▸ **Given task**
Leave out the pictures and return every entry exactly as it appears.

— Start —

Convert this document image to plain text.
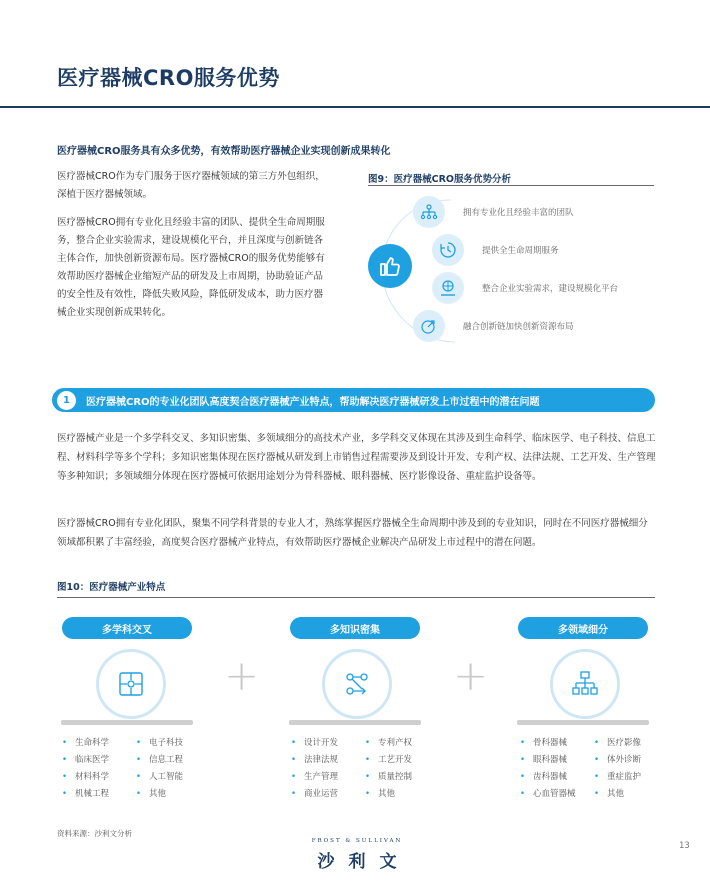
医疗器械CRO服务优势
医疗器械CRO服务具有众多优势，有效帮助医疗器械企业实现创新成果转化

医疗器械CRO作为专门服务于医疗器械领域的第三方外包组织，深植于医疗器械领域。

医疗器械CRO拥有专业化且经验丰富的团队、提供全生命周期服务，整合企业实验需求，建设规模化平台，并且深度与创新链各主体合作，加快创新资源布局。医疗器械CRO的服务优势能够有效帮助医疗器械企业缩短产品的研发及上市周期，协助验证产品的安全性及有效性，降低失败风险，降低研发成本，助力医疗器械企业实现创新成果转化。

图9：医疗器械CRO服务优势分析
拥有专业化且经验丰富的团队
提供全生命周期服务
整合企业实验需求，建设规模化平台
融合创新链加快创新资源布局
1	医疗器械CRO的专业化团队高度契合医疗器械产业特点，帮助解决医疗器械研发上市过程中的潜在问题
医疗器械产业是一个多学科交叉、多知识密集、多领域细分的高技术产业，多学科交叉体现在其涉及到生命科学、临床医学、电子科技、信息工程、材料科学等多个学科；多知识密集体现在医疗器械从研发到上市销售过程需要涉及到设计开发、专利产权、法律法规、工艺开发、生产管理等多种知识；多领域细分体现在医疗器械可依据用途划分为骨科器械、眼科器械、医疗影像设备、重症监护设备等。
医疗器械CRO拥有专业化团队，聚集不同学科背景的专业人才，熟练掌握医疗器械全生命周期中涉及到的专业知识，同时在不同医疗器械细分领域都积累了丰富经验，高度契合医疗器械产业特点，有效帮助医疗器械企业解决产品研发上市过程中的潜在问题。
图10：医疗器械产业特点
多学科交叉
• 生命科学	• 电子科技
• 临床医学	• 信息工程
• 材料科学	• 人工智能
• 机械工程	• 其他
+
多知识密集
• 设计开发	• 专利产权
• 法律法规	• 工艺开发
• 生产管理	• 质量控制
• 商业运营	• 其他
+
多领域细分
• 骨科器械	• 医疗影像
• 眼科器械	• 体外诊断
• 齿科器械	• 重症监护
• 心血管器械	• 其他
资料来源：沙利文分析
FROST & SULLIVAN
沙利文
13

— End —

▸ **Finished answer**
Convert this document image to plain text.
医疗器械CRO服务优势
医疗器械CRO服务具有众多优势，有效帮助医疗器械企业实现创新成果转化

医疗器械CRO作为专门服务于医疗器械领域的第三方外包组织，深植于医疗器械领域。

医疗器械CRO拥有专业化且经验丰富的团队、提供全生命周期服务，整合企业实验需求，建设规模化平台，并且深度与创新链各主体合作，加快创新资源布局。医疗器械CRO的服务优势能够有效帮助医疗器械企业缩短产品的研发及上市周期，协助验证产品的安全性及有效性，降低失败风险，降低研发成本，助力医疗器械企业实现创新成果转化。

图9：医疗器械CRO服务优势分析
拥有专业化且经验丰富的团队
提供全生命周期服务
整合企业实验需求，建设规模化平台
融合创新链加快创新资源布局
1	医疗器械CRO的专业化团队高度契合医疗器械产业特点，帮助解决医疗器械研发上市过程中的潜在问题
医疗器械产业是一个多学科交叉、多知识密集、多领域细分的高技术产业，多学科交叉体现在其涉及到生命科学、临床医学、电子科技、信息工程、材料科学等多个学科；多知识密集体现在医疗器械从研发到上市销售过程需要涉及到设计开发、专利产权、法律法规、工艺开发、生产管理等多种知识；多领域细分体现在医疗器械可依据用途划分为骨科器械、眼科器械、医疗影像设备、重症监护设备等。
医疗器械CRO拥有专业化团队，聚集不同学科背景的专业人才，熟练掌握医疗器械全生命周期中涉及到的专业知识，同时在不同医疗器械细分领域都积累了丰富经验，高度契合医疗器械产业特点，有效帮助医疗器械企业解决产品研发上市过程中的潜在问题。
图10：医疗器械产业特点
多学科交叉
• 生命科学	• 电子科技
• 临床医学	• 信息工程
• 材料科学	• 人工智能
• 机械工程	• 其他
+
多知识密集
• 设计开发	• 专利产权
• 法律法规	• 工艺开发
• 生产管理	• 质量控制
• 商业运营	• 其他
+
多领域细分
• 骨科器械	• 医疗影像
• 眼科器械	• 体外诊断
• 齿科器械	• 重症监护
• 心血管器械	• 其他
资料来源：沙利文分析
FROST & SULLIVAN
沙利文
13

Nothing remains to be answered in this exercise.